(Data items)

^^^^

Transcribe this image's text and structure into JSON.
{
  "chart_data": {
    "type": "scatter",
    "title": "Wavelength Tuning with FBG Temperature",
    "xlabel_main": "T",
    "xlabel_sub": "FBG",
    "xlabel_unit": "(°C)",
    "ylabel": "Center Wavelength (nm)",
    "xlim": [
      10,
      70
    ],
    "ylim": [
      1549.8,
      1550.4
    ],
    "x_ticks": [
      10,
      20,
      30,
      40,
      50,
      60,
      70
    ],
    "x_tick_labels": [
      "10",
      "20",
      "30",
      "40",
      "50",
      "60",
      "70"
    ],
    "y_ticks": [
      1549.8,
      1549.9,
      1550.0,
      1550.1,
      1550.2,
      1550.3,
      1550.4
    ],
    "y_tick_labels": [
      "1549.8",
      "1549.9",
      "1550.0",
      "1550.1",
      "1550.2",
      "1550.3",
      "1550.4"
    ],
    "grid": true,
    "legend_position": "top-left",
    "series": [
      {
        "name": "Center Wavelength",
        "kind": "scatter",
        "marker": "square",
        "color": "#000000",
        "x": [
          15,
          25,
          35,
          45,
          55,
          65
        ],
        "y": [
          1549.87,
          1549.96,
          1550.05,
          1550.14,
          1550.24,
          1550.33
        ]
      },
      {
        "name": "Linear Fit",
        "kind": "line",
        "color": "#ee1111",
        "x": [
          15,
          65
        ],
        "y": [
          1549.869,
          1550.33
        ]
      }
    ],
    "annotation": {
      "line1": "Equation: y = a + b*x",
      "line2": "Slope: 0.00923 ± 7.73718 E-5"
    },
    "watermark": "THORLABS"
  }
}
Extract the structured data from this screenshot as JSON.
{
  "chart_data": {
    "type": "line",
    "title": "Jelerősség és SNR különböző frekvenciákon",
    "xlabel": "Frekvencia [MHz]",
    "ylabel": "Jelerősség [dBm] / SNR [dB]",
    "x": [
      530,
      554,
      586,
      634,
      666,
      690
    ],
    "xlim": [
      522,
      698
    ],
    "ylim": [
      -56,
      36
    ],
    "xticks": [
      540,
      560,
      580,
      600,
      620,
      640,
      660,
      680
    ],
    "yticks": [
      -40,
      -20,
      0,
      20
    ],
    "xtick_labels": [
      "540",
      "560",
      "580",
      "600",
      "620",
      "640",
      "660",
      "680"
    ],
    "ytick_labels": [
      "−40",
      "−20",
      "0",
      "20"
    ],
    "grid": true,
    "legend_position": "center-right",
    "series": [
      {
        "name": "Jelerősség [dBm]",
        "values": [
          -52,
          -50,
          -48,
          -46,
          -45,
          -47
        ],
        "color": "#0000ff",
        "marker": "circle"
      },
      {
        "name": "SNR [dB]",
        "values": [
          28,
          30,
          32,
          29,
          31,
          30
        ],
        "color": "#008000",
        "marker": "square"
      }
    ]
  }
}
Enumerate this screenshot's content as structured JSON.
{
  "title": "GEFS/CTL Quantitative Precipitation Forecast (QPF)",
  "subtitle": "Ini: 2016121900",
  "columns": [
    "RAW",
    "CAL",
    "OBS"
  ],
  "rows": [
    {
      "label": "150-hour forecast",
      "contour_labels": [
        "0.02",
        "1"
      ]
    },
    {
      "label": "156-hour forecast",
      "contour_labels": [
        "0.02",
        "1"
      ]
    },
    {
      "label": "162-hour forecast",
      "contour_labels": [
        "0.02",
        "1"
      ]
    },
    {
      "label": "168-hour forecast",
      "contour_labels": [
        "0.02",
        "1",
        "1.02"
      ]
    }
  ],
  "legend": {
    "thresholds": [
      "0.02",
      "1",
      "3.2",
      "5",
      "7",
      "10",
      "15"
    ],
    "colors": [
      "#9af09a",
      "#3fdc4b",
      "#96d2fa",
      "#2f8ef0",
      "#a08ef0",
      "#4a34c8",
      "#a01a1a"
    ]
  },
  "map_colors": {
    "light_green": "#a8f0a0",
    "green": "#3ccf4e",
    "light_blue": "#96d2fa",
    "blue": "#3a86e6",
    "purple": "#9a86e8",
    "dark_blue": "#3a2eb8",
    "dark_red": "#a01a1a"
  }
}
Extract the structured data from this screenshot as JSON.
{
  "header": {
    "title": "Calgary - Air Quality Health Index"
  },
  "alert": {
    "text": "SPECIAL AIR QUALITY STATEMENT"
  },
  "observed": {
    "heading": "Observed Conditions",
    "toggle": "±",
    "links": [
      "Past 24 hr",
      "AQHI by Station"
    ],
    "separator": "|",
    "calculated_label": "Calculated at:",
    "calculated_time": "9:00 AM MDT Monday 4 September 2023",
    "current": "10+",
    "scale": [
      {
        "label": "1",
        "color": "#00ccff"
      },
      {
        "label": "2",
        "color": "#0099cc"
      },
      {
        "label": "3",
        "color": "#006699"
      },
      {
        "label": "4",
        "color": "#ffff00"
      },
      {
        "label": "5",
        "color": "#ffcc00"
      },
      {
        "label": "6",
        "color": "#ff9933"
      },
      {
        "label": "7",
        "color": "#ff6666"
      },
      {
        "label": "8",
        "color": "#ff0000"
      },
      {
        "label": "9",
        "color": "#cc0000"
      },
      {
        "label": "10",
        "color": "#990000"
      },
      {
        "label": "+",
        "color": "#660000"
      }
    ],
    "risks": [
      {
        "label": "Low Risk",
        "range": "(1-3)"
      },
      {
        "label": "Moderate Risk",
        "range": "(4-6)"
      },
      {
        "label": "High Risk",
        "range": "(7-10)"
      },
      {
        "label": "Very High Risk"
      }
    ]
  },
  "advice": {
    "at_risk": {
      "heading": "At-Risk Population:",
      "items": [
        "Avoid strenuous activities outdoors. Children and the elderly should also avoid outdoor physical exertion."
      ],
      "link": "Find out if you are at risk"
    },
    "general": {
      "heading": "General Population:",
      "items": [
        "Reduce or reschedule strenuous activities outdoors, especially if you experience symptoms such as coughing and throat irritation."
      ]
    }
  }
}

^^^^

- _To be done_:
All of the entries must be quoted exactly; please include each one.

- _The answer_:
Transcribe this image's text and structure into JSON.
{
  "chart_data": {
    "type": "scatter",
    "title": "Wavelength Tuning with FBG Temperature",
    "xlabel_main": "T",
    "xlabel_sub": "FBG",
    "xlabel_unit": "(°C)",
    "ylabel": "Center Wavelength (nm)",
    "xlim": [
      10,
      70
    ],
    "ylim": [
      1549.8,
      1550.4
    ],
    "x_ticks": [
      10,
      20,
      30,
      40,
      50,
      60,
      70
    ],
    "x_tick_labels": [
      "10",
      "20",
      "30",
      "40",
      "50",
      "60",
      "70"
    ],
    "y_ticks": [
      1549.8,
      1549.9,
      1550.0,
      1550.1,
      1550.2,
      1550.3,
      1550.4
    ],
    "y_tick_labels": [
      "1549.8",
      "1549.9",
      "1550.0",
      "1550.1",
      "1550.2",
      "1550.3",
      "1550.4"
    ],
    "grid": true,
    "legend_position": "top-left",
    "series": [
      {
        "name": "Center Wavelength",
        "kind": "scatter",
        "marker": "square",
        "color": "#000000",
        "x": [
          15,
          25,
          35,
          45,
          55,
          65
        ],
        "y": [
          1549.87,
          1549.96,
          1550.05,
          1550.14,
          1550.24,
          1550.33
        ]
      },
      {
        "name": "Linear Fit",
        "kind": "line",
        "color": "#ee1111",
        "x": [
          15,
          65
        ],
        "y": [
          1549.869,
          1550.33
        ]
      }
    ],
    "annotation": {
      "line1": "Equation: y = a + b*x",
      "line2": "Slope: 0.00923 ± 7.73718 E-5"
    },
    "watermark": "THORLABS"
  }
}
Extract the structured data from this screenshot as JSON.
{
  "chart_data": {
    "type": "line",
    "title": "Jelerősség és SNR különböző frekvenciákon",
    "xlabel": "Frekvencia [MHz]",
    "ylabel": "Jelerősség [dBm] / SNR [dB]",
    "x": [
      530,
      554,
      586,
      634,
      666,
      690
    ],
    "xlim": [
      522,
      698
    ],
    "ylim": [
      -56,
      36
    ],
    "xticks": [
      540,
      560,
      580,
      600,
      620,
      640,
      660,
      680
    ],
    "yticks": [
      -40,
      -20,
      0,
      20
    ],
    "xtick_labels": [
      "540",
      "560",
      "580",
      "600",
      "620",
      "640",
      "660",
      "680"
    ],
    "ytick_labels": [
      "−40",
      "−20",
      "0",
      "20"
    ],
    "grid": true,
    "legend_position": "center-right",
    "series": [
      {
        "name": "Jelerősség [dBm]",
        "values": [
          -52,
          -50,
          -48,
          -46,
          -45,
          -47
        ],
        "color": "#0000ff",
        "marker": "circle"
      },
      {
        "name": "SNR [dB]",
        "values": [
          28,
          30,
          32,
          29,
          31,
          30
        ],
        "color": "#008000",
        "marker": "square"
      }
    ]
  }
}
Enumerate this screenshot's content as structured JSON.
{
  "title": "GEFS/CTL Quantitative Precipitation Forecast (QPF)",
  "subtitle": "Ini: 2016121900",
  "columns": [
    "RAW",
    "CAL",
    "OBS"
  ],
  "rows": [
    {
      "label": "150-hour forecast",
      "contour_labels": [
        "0.02",
        "1"
      ]
    },
    {
      "label": "156-hour forecast",
      "contour_labels": [
        "0.02",
        "1"
      ]
    },
    {
      "label": "162-hour forecast",
      "contour_labels": [
        "0.02",
        "1"
      ]
    },
    {
      "label": "168-hour forecast",
      "contour_labels": [
        "0.02",
        "1",
        "1.02"
      ]
    }
  ],
  "legend": {
    "thresholds": [
      "0.02",
      "1",
      "3.2",
      "5",
      "7",
      "10",
      "15"
    ],
    "colors": [
      "#9af09a",
      "#3fdc4b",
      "#96d2fa",
      "#2f8ef0",
      "#a08ef0",
      "#4a34c8",
      "#a01a1a"
    ]
  },
  "map_colors": {
    "light_green": "#a8f0a0",
    "green": "#3ccf4e",
    "light_blue": "#96d2fa",
    "blue": "#3a86e6",
    "purple": "#9a86e8",
    "dark_blue": "#3a2eb8",
    "dark_red": "#a01a1a"
  }
}
Extract the structured data from this screenshot as JSON.
{
  "header": {
    "title": "Calgary - Air Quality Health Index"
  },
  "alert": {
    "text": "SPECIAL AIR QUALITY STATEMENT"
  },
  "observed": {
    "heading": "Observed Conditions",
    "toggle": "±",
    "links": [
      "Past 24 hr",
      "AQHI by Station"
    ],
    "separator": "|",
    "calculated_label": "Calculated at:",
    "calculated_time": "9:00 AM MDT Monday 4 September 2023",
    "current": "10+",
    "scale": [
      {
        "label": "1",
        "color": "#00ccff"
      },
      {
        "label": "2",
        "color": "#0099cc"
      },
      {
        "label": "3",
        "color": "#006699"
      },
      {
        "label": "4",
        "color": "#ffff00"
      },
      {
        "label": "5",
        "color": "#ffcc00"
      },
      {
        "label": "6",
        "color": "#ff9933"
      },
      {
        "label": "7",
        "color": "#ff6666"
      },
      {
        "label": "8",
        "color": "#ff0000"
      },
      {
        "label": "9",
        "color": "#cc0000"
      },
      {
        "label": "10",
        "color": "#990000"
      },
      {
        "label": "+",
        "color": "#660000"
      }
    ],
    "risks": [
      {
        "label": "Low Risk",
        "range": "(1-3)"
      },
      {
        "label": "Moderate Risk",
        "range": "(4-6)"
      },
      {
        "label": "High Risk",
        "range": "(7-10)"
      },
      {
        "label": "Very High Risk"
      }
    ]
  },
  "advice": {
    "at_risk": {
      "heading": "At-Risk Population:",
      "items": [
        "Avoid strenuous activities outdoors. Children and the elderly should also avoid outdoor physical exertion."
      ],
      "link": "Find out if you are at risk"
    },
    "general": {
      "heading": "General Population:",
      "items": [
        "Reduce or reschedule strenuous activities outdoors, especially if you experience symptoms such as coughing and throat irritation."
      ]
    }
  }
}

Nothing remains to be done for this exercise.